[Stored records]
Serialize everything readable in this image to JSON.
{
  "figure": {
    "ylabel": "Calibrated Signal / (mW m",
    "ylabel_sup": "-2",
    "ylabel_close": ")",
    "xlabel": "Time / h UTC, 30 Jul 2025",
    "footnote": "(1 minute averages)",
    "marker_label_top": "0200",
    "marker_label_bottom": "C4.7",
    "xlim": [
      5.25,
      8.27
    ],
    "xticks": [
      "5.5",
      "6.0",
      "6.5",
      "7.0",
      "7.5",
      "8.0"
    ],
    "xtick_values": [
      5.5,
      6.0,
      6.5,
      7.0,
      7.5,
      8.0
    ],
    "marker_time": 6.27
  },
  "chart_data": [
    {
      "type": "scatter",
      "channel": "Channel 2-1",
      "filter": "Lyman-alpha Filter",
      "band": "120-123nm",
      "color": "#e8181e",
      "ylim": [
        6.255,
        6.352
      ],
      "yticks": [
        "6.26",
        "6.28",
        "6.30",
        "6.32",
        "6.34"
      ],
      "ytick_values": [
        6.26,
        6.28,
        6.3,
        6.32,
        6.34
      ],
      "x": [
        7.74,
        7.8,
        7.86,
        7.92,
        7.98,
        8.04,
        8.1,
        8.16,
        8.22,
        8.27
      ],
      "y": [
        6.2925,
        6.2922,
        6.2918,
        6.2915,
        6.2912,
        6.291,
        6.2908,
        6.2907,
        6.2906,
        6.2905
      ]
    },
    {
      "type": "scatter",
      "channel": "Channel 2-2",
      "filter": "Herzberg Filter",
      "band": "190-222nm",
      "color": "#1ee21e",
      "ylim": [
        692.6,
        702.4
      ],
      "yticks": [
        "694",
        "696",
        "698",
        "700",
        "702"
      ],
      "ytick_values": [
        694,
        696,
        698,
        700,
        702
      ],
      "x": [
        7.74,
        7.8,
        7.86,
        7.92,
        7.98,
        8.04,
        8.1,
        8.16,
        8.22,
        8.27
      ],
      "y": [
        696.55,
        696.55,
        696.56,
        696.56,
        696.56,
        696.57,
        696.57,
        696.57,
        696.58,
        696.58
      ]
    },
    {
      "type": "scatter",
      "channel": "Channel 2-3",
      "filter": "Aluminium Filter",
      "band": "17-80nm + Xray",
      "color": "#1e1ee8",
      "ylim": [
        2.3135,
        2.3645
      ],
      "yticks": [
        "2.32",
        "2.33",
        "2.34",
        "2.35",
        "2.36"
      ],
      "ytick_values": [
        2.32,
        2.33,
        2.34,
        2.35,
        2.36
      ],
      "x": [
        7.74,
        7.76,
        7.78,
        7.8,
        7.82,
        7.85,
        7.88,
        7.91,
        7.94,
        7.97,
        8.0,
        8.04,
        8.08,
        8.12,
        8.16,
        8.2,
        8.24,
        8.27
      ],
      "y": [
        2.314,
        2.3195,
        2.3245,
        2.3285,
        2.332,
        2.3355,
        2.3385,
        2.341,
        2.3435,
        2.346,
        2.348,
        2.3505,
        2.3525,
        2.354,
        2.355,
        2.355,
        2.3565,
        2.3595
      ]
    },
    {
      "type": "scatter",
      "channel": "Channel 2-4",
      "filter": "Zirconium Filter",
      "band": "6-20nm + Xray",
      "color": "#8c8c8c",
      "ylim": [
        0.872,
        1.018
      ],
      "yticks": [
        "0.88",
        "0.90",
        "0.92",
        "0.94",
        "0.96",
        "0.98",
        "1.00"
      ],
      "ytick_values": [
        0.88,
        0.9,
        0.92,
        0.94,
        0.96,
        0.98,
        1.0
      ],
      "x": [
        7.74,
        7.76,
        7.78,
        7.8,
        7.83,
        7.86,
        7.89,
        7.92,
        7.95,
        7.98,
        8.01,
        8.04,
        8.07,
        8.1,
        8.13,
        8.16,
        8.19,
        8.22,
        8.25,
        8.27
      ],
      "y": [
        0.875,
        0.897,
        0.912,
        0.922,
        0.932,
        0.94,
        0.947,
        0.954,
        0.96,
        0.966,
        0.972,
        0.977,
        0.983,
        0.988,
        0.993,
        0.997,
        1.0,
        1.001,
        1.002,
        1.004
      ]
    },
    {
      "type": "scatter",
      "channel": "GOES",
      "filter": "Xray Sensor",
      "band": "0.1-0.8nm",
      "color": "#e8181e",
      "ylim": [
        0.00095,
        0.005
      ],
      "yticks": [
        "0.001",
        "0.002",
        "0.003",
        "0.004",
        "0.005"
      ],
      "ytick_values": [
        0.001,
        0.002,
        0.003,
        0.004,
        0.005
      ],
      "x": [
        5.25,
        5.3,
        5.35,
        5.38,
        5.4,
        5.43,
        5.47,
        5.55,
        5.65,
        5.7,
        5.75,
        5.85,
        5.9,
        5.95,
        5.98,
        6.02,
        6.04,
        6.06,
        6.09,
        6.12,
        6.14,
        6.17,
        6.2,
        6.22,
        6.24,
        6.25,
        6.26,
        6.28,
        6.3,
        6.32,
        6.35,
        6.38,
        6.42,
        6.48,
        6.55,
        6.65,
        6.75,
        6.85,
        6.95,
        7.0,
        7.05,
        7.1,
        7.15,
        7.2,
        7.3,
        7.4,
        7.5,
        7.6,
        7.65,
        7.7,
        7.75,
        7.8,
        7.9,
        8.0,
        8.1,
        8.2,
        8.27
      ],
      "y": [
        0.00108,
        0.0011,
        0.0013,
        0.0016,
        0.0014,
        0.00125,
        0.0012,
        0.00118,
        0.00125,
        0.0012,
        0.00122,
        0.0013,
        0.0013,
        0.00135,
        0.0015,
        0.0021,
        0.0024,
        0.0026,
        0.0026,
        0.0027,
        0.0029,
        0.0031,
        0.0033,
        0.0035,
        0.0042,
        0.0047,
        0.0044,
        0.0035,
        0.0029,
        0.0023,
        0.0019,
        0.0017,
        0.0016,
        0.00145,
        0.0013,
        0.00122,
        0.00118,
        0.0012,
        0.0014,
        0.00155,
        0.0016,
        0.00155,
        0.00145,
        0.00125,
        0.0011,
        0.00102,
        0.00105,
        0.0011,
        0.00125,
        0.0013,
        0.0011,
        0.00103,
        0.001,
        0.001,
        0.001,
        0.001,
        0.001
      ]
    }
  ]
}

- What to do:
Restate the data above word for word, please.

- Task result:
Serialize everything readable in this image to JSON.
{
  "figure": {
    "ylabel": "Calibrated Signal / (mW m",
    "ylabel_sup": "-2",
    "ylabel_close": ")",
    "xlabel": "Time / h UTC, 30 Jul 2025",
    "footnote": "(1 minute averages)",
    "marker_label_top": "0200",
    "marker_label_bottom": "C4.7",
    "xlim": [
      5.25,
      8.27
    ],
    "xticks": [
      "5.5",
      "6.0",
      "6.5",
      "7.0",
      "7.5",
      "8.0"
    ],
    "xtick_values": [
      5.5,
      6.0,
      6.5,
      7.0,
      7.5,
      8.0
    ],
    "marker_time": 6.27
  },
  "chart_data": [
    {
      "type": "scatter",
      "channel": "Channel 2-1",
      "filter": "Lyman-alpha Filter",
      "band": "120-123nm",
      "color": "#e8181e",
      "ylim": [
        6.255,
        6.352
      ],
      "yticks": [
        "6.26",
        "6.28",
        "6.30",
        "6.32",
        "6.34"
      ],
      "ytick_values": [
        6.26,
        6.28,
        6.3,
        6.32,
        6.34
      ],
      "x": [
        7.74,
        7.8,
        7.86,
        7.92,
        7.98,
        8.04,
        8.1,
        8.16,
        8.22,
        8.27
      ],
      "y": [
        6.2925,
        6.2922,
        6.2918,
        6.2915,
        6.2912,
        6.291,
        6.2908,
        6.2907,
        6.2906,
        6.2905
      ]
    },
    {
      "type": "scatter",
      "channel": "Channel 2-2",
      "filter": "Herzberg Filter",
      "band": "190-222nm",
      "color": "#1ee21e",
      "ylim": [
        692.6,
        702.4
      ],
      "yticks": [
        "694",
        "696",
        "698",
        "700",
        "702"
      ],
      "ytick_values": [
        694,
        696,
        698,
        700,
        702
      ],
      "x": [
        7.74,
        7.8,
        7.86,
        7.92,
        7.98,
        8.04,
        8.1,
        8.16,
        8.22,
        8.27
      ],
      "y": [
        696.55,
        696.55,
        696.56,
        696.56,
        696.56,
        696.57,
        696.57,
        696.57,
        696.58,
        696.58
      ]
    },
    {
      "type": "scatter",
      "channel": "Channel 2-3",
      "filter": "Aluminium Filter",
      "band": "17-80nm + Xray",
      "color": "#1e1ee8",
      "ylim": [
        2.3135,
        2.3645
      ],
      "yticks": [
        "2.32",
        "2.33",
        "2.34",
        "2.35",
        "2.36"
      ],
      "ytick_values": [
        2.32,
        2.33,
        2.34,
        2.35,
        2.36
      ],
      "x": [
        7.74,
        7.76,
        7.78,
        7.8,
        7.82,
        7.85,
        7.88,
        7.91,
        7.94,
        7.97,
        8.0,
        8.04,
        8.08,
        8.12,
        8.16,
        8.2,
        8.24,
        8.27
      ],
      "y": [
        2.314,
        2.3195,
        2.3245,
        2.3285,
        2.332,
        2.3355,
        2.3385,
        2.341,
        2.3435,
        2.346,
        2.348,
        2.3505,
        2.3525,
        2.354,
        2.355,
        2.355,
        2.3565,
        2.3595
      ]
    },
    {
      "type": "scatter",
      "channel": "Channel 2-4",
      "filter": "Zirconium Filter",
      "band": "6-20nm + Xray",
      "color": "#8c8c8c",
      "ylim": [
        0.872,
        1.018
      ],
      "yticks": [
        "0.88",
        "0.90",
        "0.92",
        "0.94",
        "0.96",
        "0.98",
        "1.00"
      ],
      "ytick_values": [
        0.88,
        0.9,
        0.92,
        0.94,
        0.96,
        0.98,
        1.0
      ],
      "x": [
        7.74,
        7.76,
        7.78,
        7.8,
        7.83,
        7.86,
        7.89,
        7.92,
        7.95,
        7.98,
        8.01,
        8.04,
        8.07,
        8.1,
        8.13,
        8.16,
        8.19,
        8.22,
        8.25,
        8.27
      ],
      "y": [
        0.875,
        0.897,
        0.912,
        0.922,
        0.932,
        0.94,
        0.947,
        0.954,
        0.96,
        0.966,
        0.972,
        0.977,
        0.983,
        0.988,
        0.993,
        0.997,
        1.0,
        1.001,
        1.002,
        1.004
      ]
    },
    {
      "type": "scatter",
      "channel": "GOES",
      "filter": "Xray Sensor",
      "band": "0.1-0.8nm",
      "color": "#e8181e",
      "ylim": [
        0.00095,
        0.005
      ],
      "yticks": [
        "0.001",
        "0.002",
        "0.003",
        "0.004",
        "0.005"
      ],
      "ytick_values": [
        0.001,
        0.002,
        0.003,
        0.004,
        0.005
      ],
      "x": [
        5.25,
        5.3,
        5.35,
        5.38,
        5.4,
        5.43,
        5.47,
        5.55,
        5.65,
        5.7,
        5.75,
        5.85,
        5.9,
        5.95,
        5.98,
        6.02,
        6.04,
        6.06,
        6.09,
        6.12,
        6.14,
        6.17,
        6.2,
        6.22,
        6.24,
        6.25,
        6.26,
        6.28,
        6.3,
        6.32,
        6.35,
        6.38,
        6.42,
        6.48,
        6.55,
        6.65,
        6.75,
        6.85,
        6.95,
        7.0,
        7.05,
        7.1,
        7.15,
        7.2,
        7.3,
        7.4,
        7.5,
        7.6,
        7.65,
        7.7,
        7.75,
        7.8,
        7.9,
        8.0,
        8.1,
        8.2,
        8.27
      ],
      "y": [
        0.00108,
        0.0011,
        0.0013,
        0.0016,
        0.0014,
        0.00125,
        0.0012,
        0.00118,
        0.00125,
        0.0012,
        0.00122,
        0.0013,
        0.0013,
        0.00135,
        0.0015,
        0.0021,
        0.0024,
        0.0026,
        0.0026,
        0.0027,
        0.0029,
        0.0031,
        0.0033,
        0.0035,
        0.0042,
        0.0047,
        0.0044,
        0.0035,
        0.0029,
        0.0023,
        0.0019,
        0.0017,
        0.0016,
        0.00145,
        0.0013,
        0.00122,
        0.00118,
        0.0012,
        0.0014,
        0.00155,
        0.0016,
        0.00155,
        0.00145,
        0.00125,
        0.0011,
        0.00102,
        0.00105,
        0.0011,
        0.00125,
        0.0013,
        0.0011,
        0.00103,
        0.001,
        0.001,
        0.001,
        0.001,
        0.001
      ]
    }
  ]
}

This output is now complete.